▶ What needs to be done
Convert every line of the entries below into a JSON list of strings, with one string per line and blank lines omitted.

------

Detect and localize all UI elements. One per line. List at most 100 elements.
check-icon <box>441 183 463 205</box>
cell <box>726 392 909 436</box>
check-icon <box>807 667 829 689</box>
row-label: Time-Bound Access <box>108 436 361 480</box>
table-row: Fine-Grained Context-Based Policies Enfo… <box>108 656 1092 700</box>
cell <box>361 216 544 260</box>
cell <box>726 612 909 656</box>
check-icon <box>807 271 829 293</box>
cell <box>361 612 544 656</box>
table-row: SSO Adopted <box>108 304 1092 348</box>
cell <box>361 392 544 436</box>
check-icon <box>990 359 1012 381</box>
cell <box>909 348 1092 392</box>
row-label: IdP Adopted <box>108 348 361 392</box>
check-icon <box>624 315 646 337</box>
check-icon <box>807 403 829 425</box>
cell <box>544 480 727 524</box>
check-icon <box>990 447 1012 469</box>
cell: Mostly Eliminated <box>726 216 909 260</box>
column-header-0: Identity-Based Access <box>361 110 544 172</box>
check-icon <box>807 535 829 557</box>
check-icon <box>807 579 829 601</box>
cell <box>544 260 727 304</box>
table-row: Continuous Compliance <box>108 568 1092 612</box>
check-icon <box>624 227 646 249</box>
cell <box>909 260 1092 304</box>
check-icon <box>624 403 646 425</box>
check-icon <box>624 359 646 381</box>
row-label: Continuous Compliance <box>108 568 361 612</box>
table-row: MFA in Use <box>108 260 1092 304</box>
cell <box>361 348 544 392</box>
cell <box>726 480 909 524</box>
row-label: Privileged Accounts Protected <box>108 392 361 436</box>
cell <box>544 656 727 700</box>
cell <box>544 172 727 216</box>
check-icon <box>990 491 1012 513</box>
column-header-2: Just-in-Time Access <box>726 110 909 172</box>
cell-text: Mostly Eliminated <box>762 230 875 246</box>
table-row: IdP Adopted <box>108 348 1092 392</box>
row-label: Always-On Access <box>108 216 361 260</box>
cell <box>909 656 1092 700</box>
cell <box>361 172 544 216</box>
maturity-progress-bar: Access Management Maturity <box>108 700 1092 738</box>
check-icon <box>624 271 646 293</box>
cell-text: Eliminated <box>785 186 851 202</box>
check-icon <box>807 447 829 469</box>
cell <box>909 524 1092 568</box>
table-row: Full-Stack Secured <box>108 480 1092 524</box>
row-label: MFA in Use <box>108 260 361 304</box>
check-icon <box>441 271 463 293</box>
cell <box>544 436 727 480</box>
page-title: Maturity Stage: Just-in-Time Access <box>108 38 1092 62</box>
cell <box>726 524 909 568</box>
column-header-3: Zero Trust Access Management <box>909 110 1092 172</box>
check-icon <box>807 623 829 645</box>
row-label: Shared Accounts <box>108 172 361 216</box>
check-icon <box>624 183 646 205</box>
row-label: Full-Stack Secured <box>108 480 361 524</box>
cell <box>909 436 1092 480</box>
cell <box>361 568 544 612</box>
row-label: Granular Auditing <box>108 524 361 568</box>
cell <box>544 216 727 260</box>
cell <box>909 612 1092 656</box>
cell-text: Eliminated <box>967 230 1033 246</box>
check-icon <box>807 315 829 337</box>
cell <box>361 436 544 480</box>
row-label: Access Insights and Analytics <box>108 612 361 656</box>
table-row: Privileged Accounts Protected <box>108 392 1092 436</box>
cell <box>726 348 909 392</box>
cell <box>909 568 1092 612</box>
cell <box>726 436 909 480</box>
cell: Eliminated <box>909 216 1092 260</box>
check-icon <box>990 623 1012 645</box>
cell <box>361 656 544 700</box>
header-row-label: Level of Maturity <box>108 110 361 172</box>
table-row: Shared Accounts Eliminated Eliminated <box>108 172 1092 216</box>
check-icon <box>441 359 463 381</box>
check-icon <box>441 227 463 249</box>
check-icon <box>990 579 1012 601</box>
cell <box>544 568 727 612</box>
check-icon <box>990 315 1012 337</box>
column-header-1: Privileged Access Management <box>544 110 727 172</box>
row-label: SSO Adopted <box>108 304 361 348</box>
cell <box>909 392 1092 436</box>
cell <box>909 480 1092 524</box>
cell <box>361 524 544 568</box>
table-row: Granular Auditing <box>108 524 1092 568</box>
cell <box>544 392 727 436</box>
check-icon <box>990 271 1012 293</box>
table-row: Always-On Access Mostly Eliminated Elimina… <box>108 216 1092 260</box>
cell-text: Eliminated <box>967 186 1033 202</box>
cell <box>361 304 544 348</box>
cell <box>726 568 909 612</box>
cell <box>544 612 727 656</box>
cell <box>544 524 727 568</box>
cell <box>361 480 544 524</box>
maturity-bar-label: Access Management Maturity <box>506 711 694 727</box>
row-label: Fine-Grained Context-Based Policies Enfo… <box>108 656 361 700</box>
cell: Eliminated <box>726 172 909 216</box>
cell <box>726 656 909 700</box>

------

▶ Expected output
[
  "Detect and localize all UI elements. One per line. List at most 100 elements.",
  "check-icon <box>441 183 463 205</box>",
  "cell <box>726 392 909 436</box>",
  "check-icon <box>807 667 829 689</box>",
  "row-label: Time-Bound Access <box>108 436 361 480</box>",
  "table-row: Fine-Grained Context-Based Policies Enfo… <box>108 656 1092 700</box>",
  "cell <box>361 216 544 260</box>",
  "cell <box>726 612 909 656</box>",
  "check-icon <box>807 271 829 293</box>",
  "cell <box>361 612 544 656</box>",
  "table-row: SSO Adopted <box>108 304 1092 348</box>",
  "cell <box>361 392 544 436</box>",
  "check-icon <box>990 359 1012 381</box>",
  "cell <box>909 348 1092 392</box>",
  "row-label: IdP Adopted <box>108 348 361 392</box>",
  "check-icon <box>624 315 646 337</box>",
  "check-icon <box>807 403 829 425</box>",
  "cell <box>544 480 727 524</box>",
  "check-icon <box>990 447 1012 469</box>",
  "cell: Mostly Eliminated <box>726 216 909 260</box>",
  "column-header-0: Identity-Based Access <box>361 110 544 172</box>",
  "check-icon <box>807 535 829 557</box>",
  "check-icon <box>807 579 829 601</box>",
  "cell <box>544 260 727 304</box>",
  "table-row: Continuous Compliance <box>108 568 1092 612</box>",
  "check-icon <box>624 227 646 249</box>",
  "cell <box>909 260 1092 304</box>",
  "check-icon <box>624 403 646 425</box>",
  "check-icon <box>624 359 646 381</box>",
  "row-label: Continuous Compliance <box>108 568 361 612</box>",
  "table-row: MFA in Use <box>108 260 1092 304</box>",
  "cell <box>361 348 544 392</box>",
  "cell <box>726 480 909 524</box>",
  "row-label: Privileged Accounts Protected <box>108 392 361 436</box>",
  "cell <box>544 656 727 700</box>",
  "cell <box>544 172 727 216</box>",
  "check-icon <box>990 491 1012 513</box>",
  "column-header-2: Just-in-Time Access <box>726 110 909 172</box>",
  "cell-text: Mostly Eliminated <box>762 230 875 246</box>",
  "table-row: IdP Adopted <box>108 348 1092 392</box>",
  "row-label: Always-On Access <box>108 216 361 260</box>",
  "cell <box>909 656 1092 700</box>",
  "cell <box>361 172 544 216</box>",
  "maturity-progress-bar: Access Management Maturity <box>108 700 1092 738</box>",
  "check-icon <box>624 271 646 293</box>",
  "cell-text: Eliminated <box>785 186 851 202</box>",
  "check-icon <box>807 447 829 469</box>",
  "cell <box>909 524 1092 568</box>",
  "table-row: Full-Stack Secured <box>108 480 1092 524</box>",
  "row-label: MFA in Use <box>108 260 361 304</box>",
  "check-icon <box>441 271 463 293</box>",
  "cell <box>544 436 727 480</box>",
  "page-title: Maturity Stage: Just-in-Time Access <box>108 38 1092 62</box>",
  "cell <box>726 524 909 568</box>",
  "column-header-3: Zero Trust Access Management <box>909 110 1092 172</box>",
  "check-icon <box>807 623 829 645</box>",
  "row-label: Shared Accounts <box>108 172 361 216</box>",
  "check-icon <box>624 183 646 205</box>",
  "row-label: Full-Stack Secured <box>108 480 361 524</box>",
  "cell <box>909 436 1092 480</box>",
  "cell <box>361 568 544 612</box>",
  "row-label: Granular Auditing <box>108 524 361 568</box>",
  "cell <box>544 216 727 260</box>",
  "cell <box>909 612 1092 656</box>",
  "cell-text: Eliminated <box>967 230 1033 246</box>",
  "check-icon <box>807 315 829 337</box>",
  "cell <box>361 436 544 480</box>",
  "row-label: Access Insights and Analytics <box>108 612 361 656</box>",
  "table-row: Privileged Accounts Protected <box>108 392 1092 436</box>",
  "cell <box>726 348 909 392</box>",
  "cell <box>909 568 1092 612</box>",
  "cell <box>726 436 909 480</box>",
  "cell: Eliminated <box>909 216 1092 260</box>",
  "check-icon <box>990 623 1012 645</box>",
  "cell <box>361 656 544 700</box>",
  "header-row-label: Level of Maturity <box>108 110 361 172</box>",
  "table-row: Shared Accounts Eliminated Eliminated <box>108 172 1092 216</box>",
  "check-icon <box>441 359 463 381</box>",
  "check-icon <box>441 227 463 249</box>",
  "check-icon <box>990 579 1012 601</box>",
  "cell <box>544 568 727 612</box>",
  "check-icon <box>990 315 1012 337</box>",
  "column-header-1: Privileged Access Management <box>544 110 727 172</box>",
  "row-label: SSO Adopted <box>108 304 361 348</box>",
  "cell <box>909 392 1092 436</box>",
  "cell <box>909 480 1092 524</box>",
  "cell <box>361 524 544 568</box>",
  "table-row: Granular Auditing <box>108 524 1092 568</box>",
  "cell <box>544 392 727 436</box>",
  "check-icon <box>990 271 1012 293</box>",
  "table-row: Always-On Access Mostly Eliminated Elimina… <box>108 216 1092 260</box>",
  "cell-text: Eliminated <box>967 186 1033 202</box>",
  "cell <box>361 304 544 348</box>",
  "cell <box>726 568 909 612</box>",
  "cell <box>544 612 727 656</box>",
  "cell <box>544 524 727 568</box>",
  "cell <box>361 480 544 524</box>",
  "maturity-bar-label: Access Management Maturity <box>506 711 694 727</box>",
  "row-label: Fine-Grained Context-Based Policies Enfo… <box>108 656 361 700</box>",
  "cell: Eliminated <box>726 172 909 216</box>",
  "cell <box>726 656 909 700</box>"
]